### Task to carry out
Copy every line, leaving nothing out and adding nothing.

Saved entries
○ ○ ○ ○ ○ ○ ○

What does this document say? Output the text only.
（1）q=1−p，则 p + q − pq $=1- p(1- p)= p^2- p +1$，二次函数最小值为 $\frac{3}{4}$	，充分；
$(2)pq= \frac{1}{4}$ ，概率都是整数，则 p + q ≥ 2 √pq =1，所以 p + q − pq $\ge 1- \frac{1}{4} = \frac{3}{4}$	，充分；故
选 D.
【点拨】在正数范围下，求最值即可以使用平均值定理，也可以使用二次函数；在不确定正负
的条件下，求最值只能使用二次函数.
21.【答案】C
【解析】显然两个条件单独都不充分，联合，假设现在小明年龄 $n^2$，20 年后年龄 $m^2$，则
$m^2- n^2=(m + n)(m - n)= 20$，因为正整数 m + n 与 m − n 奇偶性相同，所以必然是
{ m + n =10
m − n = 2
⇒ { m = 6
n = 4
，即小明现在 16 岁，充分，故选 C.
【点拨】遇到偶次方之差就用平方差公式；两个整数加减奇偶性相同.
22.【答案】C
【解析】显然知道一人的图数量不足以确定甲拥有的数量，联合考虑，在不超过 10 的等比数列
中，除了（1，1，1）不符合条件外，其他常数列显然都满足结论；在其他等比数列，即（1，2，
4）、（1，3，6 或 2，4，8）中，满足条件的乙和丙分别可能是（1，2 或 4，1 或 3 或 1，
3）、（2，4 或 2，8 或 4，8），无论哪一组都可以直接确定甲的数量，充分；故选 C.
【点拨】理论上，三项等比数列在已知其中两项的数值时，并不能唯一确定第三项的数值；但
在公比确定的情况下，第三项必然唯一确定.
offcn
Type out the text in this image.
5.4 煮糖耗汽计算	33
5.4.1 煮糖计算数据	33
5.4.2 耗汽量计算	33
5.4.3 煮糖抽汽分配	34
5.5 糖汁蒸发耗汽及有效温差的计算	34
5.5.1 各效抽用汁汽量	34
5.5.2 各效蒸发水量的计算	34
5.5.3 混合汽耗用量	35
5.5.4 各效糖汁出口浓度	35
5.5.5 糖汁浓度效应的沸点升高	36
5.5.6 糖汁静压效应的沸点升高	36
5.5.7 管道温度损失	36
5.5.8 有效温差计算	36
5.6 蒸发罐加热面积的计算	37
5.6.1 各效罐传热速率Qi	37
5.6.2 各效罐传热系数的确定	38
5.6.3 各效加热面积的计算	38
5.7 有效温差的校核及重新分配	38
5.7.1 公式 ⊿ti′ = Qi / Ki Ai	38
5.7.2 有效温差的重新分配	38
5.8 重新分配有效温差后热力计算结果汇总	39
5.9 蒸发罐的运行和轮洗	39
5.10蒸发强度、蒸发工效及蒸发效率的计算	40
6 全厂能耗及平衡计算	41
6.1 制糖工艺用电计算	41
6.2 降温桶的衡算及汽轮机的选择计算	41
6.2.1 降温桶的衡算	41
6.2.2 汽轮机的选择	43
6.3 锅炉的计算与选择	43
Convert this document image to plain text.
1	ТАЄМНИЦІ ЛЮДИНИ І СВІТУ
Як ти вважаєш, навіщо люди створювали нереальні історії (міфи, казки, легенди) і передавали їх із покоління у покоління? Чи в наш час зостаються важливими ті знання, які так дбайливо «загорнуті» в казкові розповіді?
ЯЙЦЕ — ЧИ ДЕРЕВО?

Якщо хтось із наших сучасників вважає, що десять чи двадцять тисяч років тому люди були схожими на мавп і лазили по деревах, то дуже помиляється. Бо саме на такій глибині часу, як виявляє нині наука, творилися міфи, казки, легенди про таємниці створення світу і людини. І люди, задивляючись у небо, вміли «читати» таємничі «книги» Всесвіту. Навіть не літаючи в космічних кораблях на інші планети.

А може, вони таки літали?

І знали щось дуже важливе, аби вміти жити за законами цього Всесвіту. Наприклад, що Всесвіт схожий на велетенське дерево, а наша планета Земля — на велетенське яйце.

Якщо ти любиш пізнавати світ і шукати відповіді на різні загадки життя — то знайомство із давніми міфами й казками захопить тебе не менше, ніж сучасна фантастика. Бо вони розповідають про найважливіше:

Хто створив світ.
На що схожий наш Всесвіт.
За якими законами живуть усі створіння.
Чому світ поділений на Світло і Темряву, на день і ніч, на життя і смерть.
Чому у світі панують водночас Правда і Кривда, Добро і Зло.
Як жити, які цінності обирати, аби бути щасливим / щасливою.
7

○ ○ ○ ○ ○ ○ ○

### Problem solution
What does this document say? Output the text only.
（1）q=1−p，则 p + q − pq $=1- p(1- p)= p^2- p +1$，二次函数最小值为 $\frac{3}{4}$	，充分；
$(2)pq= \frac{1}{4}$ ，概率都是整数，则 p + q ≥ 2 √pq =1，所以 p + q − pq $\ge 1- \frac{1}{4} = \frac{3}{4}$	，充分；故
选 D.
【点拨】在正数范围下，求最值即可以使用平均值定理，也可以使用二次函数；在不确定正负
的条件下，求最值只能使用二次函数.
21.【答案】C
【解析】显然两个条件单独都不充分，联合，假设现在小明年龄 $n^2$，20 年后年龄 $m^2$，则
$m^2- n^2=(m + n)(m - n)= 20$，因为正整数 m + n 与 m − n 奇偶性相同，所以必然是
{ m + n =10
m − n = 2
⇒ { m = 6
n = 4
，即小明现在 16 岁，充分，故选 C.
【点拨】遇到偶次方之差就用平方差公式；两个整数加减奇偶性相同.
22.【答案】C
【解析】显然知道一人的图数量不足以确定甲拥有的数量，联合考虑，在不超过 10 的等比数列
中，除了（1，1，1）不符合条件外，其他常数列显然都满足结论；在其他等比数列，即（1，2，
4）、（1，3，6 或 2，4，8）中，满足条件的乙和丙分别可能是（1，2 或 4，1 或 3 或 1，
3）、（2，4 或 2，8 或 4，8），无论哪一组都可以直接确定甲的数量，充分；故选 C.
【点拨】理论上，三项等比数列在已知其中两项的数值时，并不能唯一确定第三项的数值；但
在公比确定的情况下，第三项必然唯一确定.
offcn
Type out the text in this image.
5.4 煮糖耗汽计算	33
5.4.1 煮糖计算数据	33
5.4.2 耗汽量计算	33
5.4.3 煮糖抽汽分配	34
5.5 糖汁蒸发耗汽及有效温差的计算	34
5.5.1 各效抽用汁汽量	34
5.5.2 各效蒸发水量的计算	34
5.5.3 混合汽耗用量	35
5.5.4 各效糖汁出口浓度	35
5.5.5 糖汁浓度效应的沸点升高	36
5.5.6 糖汁静压效应的沸点升高	36
5.5.7 管道温度损失	36
5.5.8 有效温差计算	36
5.6 蒸发罐加热面积的计算	37
5.6.1 各效罐传热速率Qi	37
5.6.2 各效罐传热系数的确定	38
5.6.3 各效加热面积的计算	38
5.7 有效温差的校核及重新分配	38
5.7.1 公式 ⊿ti′ = Qi / Ki Ai	38
5.7.2 有效温差的重新分配	38
5.8 重新分配有效温差后热力计算结果汇总	39
5.9 蒸发罐的运行和轮洗	39
5.10蒸发强度、蒸发工效及蒸发效率的计算	40
6 全厂能耗及平衡计算	41
6.1 制糖工艺用电计算	41
6.2 降温桶的衡算及汽轮机的选择计算	41
6.2.1 降温桶的衡算	41
6.2.2 汽轮机的选择	43
6.3 锅炉的计算与选择	43
Convert this document image to plain text.
1	ТАЄМНИЦІ ЛЮДИНИ І СВІТУ
Як ти вважаєш, навіщо люди створювали нереальні історії (міфи, казки, легенди) і передавали їх із покоління у покоління? Чи в наш час зостаються важливими ті знання, які так дбайливо «загорнуті» в казкові розповіді?
ЯЙЦЕ — ЧИ ДЕРЕВО?

Якщо хтось із наших сучасників вважає, що десять чи двадцять тисяч років тому люди були схожими на мавп і лазили по деревах, то дуже помиляється. Бо саме на такій глибині часу, як виявляє нині наука, творилися міфи, казки, легенди про таємниці створення світу і людини. І люди, задивляючись у небо, вміли «читати» таємничі «книги» Всесвіту. Навіть не літаючи в космічних кораблях на інші планети.

А може, вони таки літали?

І знали щось дуже важливе, аби вміти жити за законами цього Всесвіту. Наприклад, що Всесвіт схожий на велетенське дерево, а наша планета Земля — на велетенське яйце.

Якщо ти любиш пізнавати світ і шукати відповіді на різні загадки життя — то знайомство із давніми міфами й казками захопить тебе не менше, ніж сучасна фантастика. Бо вони розповідають про найважливіше:

Хто створив світ.
На що схожий наш Всесвіт.
За якими законами живуть усі створіння.
Чому світ поділений на Світло і Темряву, на день і ніч, на життя і смерть.
Чому у світі панують водночас Правда і Кривда, Добро і Зло.
Як жити, які цінності обирати, аби бути щасливим / щасливою.
7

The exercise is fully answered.